THE EXERCISE: Output the material below in full, exactly as it is.

┌────────

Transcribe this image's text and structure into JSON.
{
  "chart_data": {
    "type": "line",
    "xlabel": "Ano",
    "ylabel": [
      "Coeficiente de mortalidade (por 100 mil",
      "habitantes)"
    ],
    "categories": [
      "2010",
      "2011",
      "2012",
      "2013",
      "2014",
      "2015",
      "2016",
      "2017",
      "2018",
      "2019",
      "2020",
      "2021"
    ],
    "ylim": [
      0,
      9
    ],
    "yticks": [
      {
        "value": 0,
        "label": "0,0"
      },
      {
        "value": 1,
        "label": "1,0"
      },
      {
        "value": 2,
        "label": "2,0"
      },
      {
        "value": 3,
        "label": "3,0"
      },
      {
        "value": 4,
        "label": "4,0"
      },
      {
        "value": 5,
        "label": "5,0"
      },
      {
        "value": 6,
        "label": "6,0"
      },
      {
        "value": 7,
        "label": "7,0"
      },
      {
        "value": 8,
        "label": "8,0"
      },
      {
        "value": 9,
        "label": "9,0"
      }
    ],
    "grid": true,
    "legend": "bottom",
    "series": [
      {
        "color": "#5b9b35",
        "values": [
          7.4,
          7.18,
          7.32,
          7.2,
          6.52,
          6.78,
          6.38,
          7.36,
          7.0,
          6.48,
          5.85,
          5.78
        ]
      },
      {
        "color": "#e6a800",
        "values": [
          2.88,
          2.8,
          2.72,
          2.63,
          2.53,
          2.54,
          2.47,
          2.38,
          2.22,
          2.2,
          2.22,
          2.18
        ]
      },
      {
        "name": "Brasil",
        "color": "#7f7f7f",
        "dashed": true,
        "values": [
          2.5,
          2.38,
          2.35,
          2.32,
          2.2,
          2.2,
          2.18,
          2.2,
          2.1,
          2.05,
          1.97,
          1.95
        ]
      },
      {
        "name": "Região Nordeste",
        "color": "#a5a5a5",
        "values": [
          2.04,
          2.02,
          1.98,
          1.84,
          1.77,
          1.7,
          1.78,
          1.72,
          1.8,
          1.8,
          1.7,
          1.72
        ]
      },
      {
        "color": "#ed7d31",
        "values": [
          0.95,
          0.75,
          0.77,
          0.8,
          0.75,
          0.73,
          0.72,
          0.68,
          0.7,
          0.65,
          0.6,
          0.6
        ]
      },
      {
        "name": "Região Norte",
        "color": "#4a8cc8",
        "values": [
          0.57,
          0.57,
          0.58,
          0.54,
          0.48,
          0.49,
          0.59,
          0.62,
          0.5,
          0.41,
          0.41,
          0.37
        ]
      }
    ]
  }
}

└────────

COMPLETE RESPONSE:
Transcribe this image's text and structure into JSON.
{
  "chart_data": {
    "type": "line",
    "xlabel": "Ano",
    "ylabel": [
      "Coeficiente de mortalidade (por 100 mil",
      "habitantes)"
    ],
    "categories": [
      "2010",
      "2011",
      "2012",
      "2013",
      "2014",
      "2015",
      "2016",
      "2017",
      "2018",
      "2019",
      "2020",
      "2021"
    ],
    "ylim": [
      0,
      9
    ],
    "yticks": [
      {
        "value": 0,
        "label": "0,0"
      },
      {
        "value": 1,
        "label": "1,0"
      },
      {
        "value": 2,
        "label": "2,0"
      },
      {
        "value": 3,
        "label": "3,0"
      },
      {
        "value": 4,
        "label": "4,0"
      },
      {
        "value": 5,
        "label": "5,0"
      },
      {
        "value": 6,
        "label": "6,0"
      },
      {
        "value": 7,
        "label": "7,0"
      },
      {
        "value": 8,
        "label": "8,0"
      },
      {
        "value": 9,
        "label": "9,0"
      }
    ],
    "grid": true,
    "legend": "bottom",
    "series": [
      {
        "color": "#5b9b35",
        "values": [
          7.4,
          7.18,
          7.32,
          7.2,
          6.52,
          6.78,
          6.38,
          7.36,
          7.0,
          6.48,
          5.85,
          5.78
        ]
      },
      {
        "color": "#e6a800",
        "values": [
          2.88,
          2.8,
          2.72,
          2.63,
          2.53,
          2.54,
          2.47,
          2.38,
          2.22,
          2.2,
          2.22,
          2.18
        ]
      },
      {
        "name": "Brasil",
        "color": "#7f7f7f",
        "dashed": true,
        "values": [
          2.5,
          2.38,
          2.35,
          2.32,
          2.2,
          2.2,
          2.18,
          2.2,
          2.1,
          2.05,
          1.97,
          1.95
        ]
      },
      {
        "name": "Região Nordeste",
        "color": "#a5a5a5",
        "values": [
          2.04,
          2.02,
          1.98,
          1.84,
          1.77,
          1.7,
          1.78,
          1.72,
          1.8,
          1.8,
          1.7,
          1.72
        ]
      },
      {
        "color": "#ed7d31",
        "values": [
          0.95,
          0.75,
          0.77,
          0.8,
          0.75,
          0.73,
          0.72,
          0.68,
          0.7,
          0.65,
          0.6,
          0.6
        ]
      },
      {
        "name": "Região Norte",
        "color": "#4a8cc8",
        "values": [
          0.57,
          0.57,
          0.58,
          0.54,
          0.48,
          0.49,
          0.59,
          0.62,
          0.5,
          0.41,
          0.41,
          0.37
        ]
      }
    ]
  }
}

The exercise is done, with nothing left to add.